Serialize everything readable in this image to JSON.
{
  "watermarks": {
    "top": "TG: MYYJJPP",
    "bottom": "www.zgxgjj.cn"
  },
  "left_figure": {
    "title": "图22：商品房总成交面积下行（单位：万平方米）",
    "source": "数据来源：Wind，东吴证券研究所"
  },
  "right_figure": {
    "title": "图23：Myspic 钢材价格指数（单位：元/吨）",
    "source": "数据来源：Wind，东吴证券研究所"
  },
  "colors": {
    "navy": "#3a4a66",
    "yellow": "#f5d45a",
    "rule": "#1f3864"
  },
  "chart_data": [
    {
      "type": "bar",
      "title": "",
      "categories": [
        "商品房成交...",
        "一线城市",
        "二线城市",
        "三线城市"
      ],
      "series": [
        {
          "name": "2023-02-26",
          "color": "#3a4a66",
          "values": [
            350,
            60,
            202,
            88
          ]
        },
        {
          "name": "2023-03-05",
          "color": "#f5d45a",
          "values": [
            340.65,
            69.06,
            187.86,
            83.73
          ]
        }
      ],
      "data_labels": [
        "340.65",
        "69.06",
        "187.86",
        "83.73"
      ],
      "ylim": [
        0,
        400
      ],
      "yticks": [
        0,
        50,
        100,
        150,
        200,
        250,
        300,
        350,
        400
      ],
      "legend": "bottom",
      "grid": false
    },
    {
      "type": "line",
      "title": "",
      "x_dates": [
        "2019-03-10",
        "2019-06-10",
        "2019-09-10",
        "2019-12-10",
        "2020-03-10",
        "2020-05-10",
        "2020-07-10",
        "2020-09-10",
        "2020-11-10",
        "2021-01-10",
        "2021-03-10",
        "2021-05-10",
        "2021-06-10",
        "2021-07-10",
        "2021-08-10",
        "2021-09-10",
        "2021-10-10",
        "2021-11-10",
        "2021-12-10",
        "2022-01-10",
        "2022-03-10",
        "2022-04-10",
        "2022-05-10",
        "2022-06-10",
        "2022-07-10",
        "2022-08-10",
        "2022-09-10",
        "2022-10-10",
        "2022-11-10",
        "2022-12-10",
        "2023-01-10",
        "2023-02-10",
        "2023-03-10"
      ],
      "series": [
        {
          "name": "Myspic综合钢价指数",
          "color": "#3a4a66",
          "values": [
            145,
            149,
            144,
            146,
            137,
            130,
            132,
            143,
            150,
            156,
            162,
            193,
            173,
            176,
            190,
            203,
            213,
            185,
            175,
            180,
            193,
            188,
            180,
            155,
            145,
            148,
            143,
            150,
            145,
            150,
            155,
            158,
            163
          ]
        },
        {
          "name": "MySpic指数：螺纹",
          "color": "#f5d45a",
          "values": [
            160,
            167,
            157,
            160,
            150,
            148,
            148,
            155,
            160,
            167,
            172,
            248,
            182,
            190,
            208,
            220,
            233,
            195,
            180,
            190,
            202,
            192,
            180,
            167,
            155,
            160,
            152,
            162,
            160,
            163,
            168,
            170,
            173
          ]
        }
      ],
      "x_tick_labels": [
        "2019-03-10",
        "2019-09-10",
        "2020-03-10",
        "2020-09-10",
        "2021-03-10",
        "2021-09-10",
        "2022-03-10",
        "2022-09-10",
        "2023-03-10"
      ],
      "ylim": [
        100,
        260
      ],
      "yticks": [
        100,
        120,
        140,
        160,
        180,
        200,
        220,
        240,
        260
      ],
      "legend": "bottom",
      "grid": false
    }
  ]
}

- REQUIRED WORK
Copy each line of the data exactly, leaving nothing out.

- RESPONSE
Serialize everything readable in this image to JSON.
{
  "watermarks": {
    "top": "TG: MYYJJPP",
    "bottom": "www.zgxgjj.cn"
  },
  "left_figure": {
    "title": "图22：商品房总成交面积下行（单位：万平方米）",
    "source": "数据来源：Wind，东吴证券研究所"
  },
  "right_figure": {
    "title": "图23：Myspic 钢材价格指数（单位：元/吨）",
    "source": "数据来源：Wind，东吴证券研究所"
  },
  "colors": {
    "navy": "#3a4a66",
    "yellow": "#f5d45a",
    "rule": "#1f3864"
  },
  "chart_data": [
    {
      "type": "bar",
      "title": "",
      "categories": [
        "商品房成交...",
        "一线城市",
        "二线城市",
        "三线城市"
      ],
      "series": [
        {
          "name": "2023-02-26",
          "color": "#3a4a66",
          "values": [
            350,
            60,
            202,
            88
          ]
        },
        {
          "name": "2023-03-05",
          "color": "#f5d45a",
          "values": [
            340.65,
            69.06,
            187.86,
            83.73
          ]
        }
      ],
      "data_labels": [
        "340.65",
        "69.06",
        "187.86",
        "83.73"
      ],
      "ylim": [
        0,
        400
      ],
      "yticks": [
        0,
        50,
        100,
        150,
        200,
        250,
        300,
        350,
        400
      ],
      "legend": "bottom",
      "grid": false
    },
    {
      "type": "line",
      "title": "",
      "x_dates": [
        "2019-03-10",
        "2019-06-10",
        "2019-09-10",
        "2019-12-10",
        "2020-03-10",
        "2020-05-10",
        "2020-07-10",
        "2020-09-10",
        "2020-11-10",
        "2021-01-10",
        "2021-03-10",
        "2021-05-10",
        "2021-06-10",
        "2021-07-10",
        "2021-08-10",
        "2021-09-10",
        "2021-10-10",
        "2021-11-10",
        "2021-12-10",
        "2022-01-10",
        "2022-03-10",
        "2022-04-10",
        "2022-05-10",
        "2022-06-10",
        "2022-07-10",
        "2022-08-10",
        "2022-09-10",
        "2022-10-10",
        "2022-11-10",
        "2022-12-10",
        "2023-01-10",
        "2023-02-10",
        "2023-03-10"
      ],
      "series": [
        {
          "name": "Myspic综合钢价指数",
          "color": "#3a4a66",
          "values": [
            145,
            149,
            144,
            146,
            137,
            130,
            132,
            143,
            150,
            156,
            162,
            193,
            173,
            176,
            190,
            203,
            213,
            185,
            175,
            180,
            193,
            188,
            180,
            155,
            145,
            148,
            143,
            150,
            145,
            150,
            155,
            158,
            163
          ]
        },
        {
          "name": "MySpic指数：螺纹",
          "color": "#f5d45a",
          "values": [
            160,
            167,
            157,
            160,
            150,
            148,
            148,
            155,
            160,
            167,
            172,
            248,
            182,
            190,
            208,
            220,
            233,
            195,
            180,
            190,
            202,
            192,
            180,
            167,
            155,
            160,
            152,
            162,
            160,
            163,
            168,
            170,
            173
          ]
        }
      ],
      "x_tick_labels": [
        "2019-03-10",
        "2019-09-10",
        "2020-03-10",
        "2020-09-10",
        "2021-03-10",
        "2021-09-10",
        "2022-03-10",
        "2022-09-10",
        "2023-03-10"
      ],
      "ylim": [
        100,
        260
      ],
      "yticks": [
        100,
        120,
        140,
        160,
        180,
        200,
        220,
        240,
        260
      ],
      "legend": "bottom",
      "grid": false
    }
  ]
}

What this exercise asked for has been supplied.